**OBJECTIVE**: Return, word for word, every line that follows.

**INFORMATION GIVEN**:
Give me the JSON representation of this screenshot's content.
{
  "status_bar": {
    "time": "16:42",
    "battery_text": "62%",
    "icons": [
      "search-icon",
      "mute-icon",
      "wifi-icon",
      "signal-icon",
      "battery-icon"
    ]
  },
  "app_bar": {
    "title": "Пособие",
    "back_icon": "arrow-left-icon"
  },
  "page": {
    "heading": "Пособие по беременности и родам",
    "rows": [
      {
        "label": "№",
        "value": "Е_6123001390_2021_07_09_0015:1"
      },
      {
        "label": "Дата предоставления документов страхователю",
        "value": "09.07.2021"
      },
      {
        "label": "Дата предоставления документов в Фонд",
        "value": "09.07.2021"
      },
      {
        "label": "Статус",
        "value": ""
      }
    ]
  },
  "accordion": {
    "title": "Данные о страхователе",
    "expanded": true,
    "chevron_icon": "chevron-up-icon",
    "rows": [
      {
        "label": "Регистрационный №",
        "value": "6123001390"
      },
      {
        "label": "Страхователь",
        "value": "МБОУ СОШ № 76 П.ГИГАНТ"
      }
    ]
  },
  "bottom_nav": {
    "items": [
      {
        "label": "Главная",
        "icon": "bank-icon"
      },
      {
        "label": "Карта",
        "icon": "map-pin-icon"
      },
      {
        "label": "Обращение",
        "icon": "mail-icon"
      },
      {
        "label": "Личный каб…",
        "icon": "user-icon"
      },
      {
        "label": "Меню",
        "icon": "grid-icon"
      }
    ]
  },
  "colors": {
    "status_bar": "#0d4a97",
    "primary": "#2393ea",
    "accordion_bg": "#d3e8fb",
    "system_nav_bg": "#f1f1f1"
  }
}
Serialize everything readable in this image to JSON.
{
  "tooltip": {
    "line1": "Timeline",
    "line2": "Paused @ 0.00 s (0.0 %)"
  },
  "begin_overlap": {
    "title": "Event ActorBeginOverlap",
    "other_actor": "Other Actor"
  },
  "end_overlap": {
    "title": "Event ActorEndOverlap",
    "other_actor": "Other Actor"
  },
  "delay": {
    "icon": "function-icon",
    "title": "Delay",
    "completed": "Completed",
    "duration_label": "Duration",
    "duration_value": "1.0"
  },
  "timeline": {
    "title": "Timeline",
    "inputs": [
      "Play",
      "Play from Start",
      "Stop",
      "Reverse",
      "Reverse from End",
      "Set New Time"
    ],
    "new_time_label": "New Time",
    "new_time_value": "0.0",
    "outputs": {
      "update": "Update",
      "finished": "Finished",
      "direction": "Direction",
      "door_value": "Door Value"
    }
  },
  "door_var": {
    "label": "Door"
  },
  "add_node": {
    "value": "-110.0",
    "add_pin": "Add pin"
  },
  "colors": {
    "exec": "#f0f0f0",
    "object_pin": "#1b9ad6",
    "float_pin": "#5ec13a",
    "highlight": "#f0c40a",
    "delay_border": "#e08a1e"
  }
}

**COMPLETED EXERCISE**:
Give me the JSON representation of this screenshot's content.
{
  "status_bar": {
    "time": "16:42",
    "battery_text": "62%",
    "icons": [
      "search-icon",
      "mute-icon",
      "wifi-icon",
      "signal-icon",
      "battery-icon"
    ]
  },
  "app_bar": {
    "title": "Пособие",
    "back_icon": "arrow-left-icon"
  },
  "page": {
    "heading": "Пособие по беременности и родам",
    "rows": [
      {
        "label": "№",
        "value": "Е_6123001390_2021_07_09_0015:1"
      },
      {
        "label": "Дата предоставления документов страхователю",
        "value": "09.07.2021"
      },
      {
        "label": "Дата предоставления документов в Фонд",
        "value": "09.07.2021"
      },
      {
        "label": "Статус",
        "value": ""
      }
    ]
  },
  "accordion": {
    "title": "Данные о страхователе",
    "expanded": true,
    "chevron_icon": "chevron-up-icon",
    "rows": [
      {
        "label": "Регистрационный №",
        "value": "6123001390"
      },
      {
        "label": "Страхователь",
        "value": "МБОУ СОШ № 76 П.ГИГАНТ"
      }
    ]
  },
  "bottom_nav": {
    "items": [
      {
        "label": "Главная",
        "icon": "bank-icon"
      },
      {
        "label": "Карта",
        "icon": "map-pin-icon"
      },
      {
        "label": "Обращение",
        "icon": "mail-icon"
      },
      {
        "label": "Личный каб…",
        "icon": "user-icon"
      },
      {
        "label": "Меню",
        "icon": "grid-icon"
      }
    ]
  },
  "colors": {
    "status_bar": "#0d4a97",
    "primary": "#2393ea",
    "accordion_bg": "#d3e8fb",
    "system_nav_bg": "#f1f1f1"
  }
}
Serialize everything readable in this image to JSON.
{
  "tooltip": {
    "line1": "Timeline",
    "line2": "Paused @ 0.00 s (0.0 %)"
  },
  "begin_overlap": {
    "title": "Event ActorBeginOverlap",
    "other_actor": "Other Actor"
  },
  "end_overlap": {
    "title": "Event ActorEndOverlap",
    "other_actor": "Other Actor"
  },
  "delay": {
    "icon": "function-icon",
    "title": "Delay",
    "completed": "Completed",
    "duration_label": "Duration",
    "duration_value": "1.0"
  },
  "timeline": {
    "title": "Timeline",
    "inputs": [
      "Play",
      "Play from Start",
      "Stop",
      "Reverse",
      "Reverse from End",
      "Set New Time"
    ],
    "new_time_label": "New Time",
    "new_time_value": "0.0",
    "outputs": {
      "update": "Update",
      "finished": "Finished",
      "direction": "Direction",
      "door_value": "Door Value"
    }
  },
  "door_var": {
    "label": "Door"
  },
  "add_node": {
    "value": "-110.0",
    "add_pin": "Add pin"
  },
  "colors": {
    "exec": "#f0f0f0",
    "object_pin": "#1b9ad6",
    "float_pin": "#5ec13a",
    "highlight": "#f0c40a",
    "delay_border": "#e08a1e"
  }
}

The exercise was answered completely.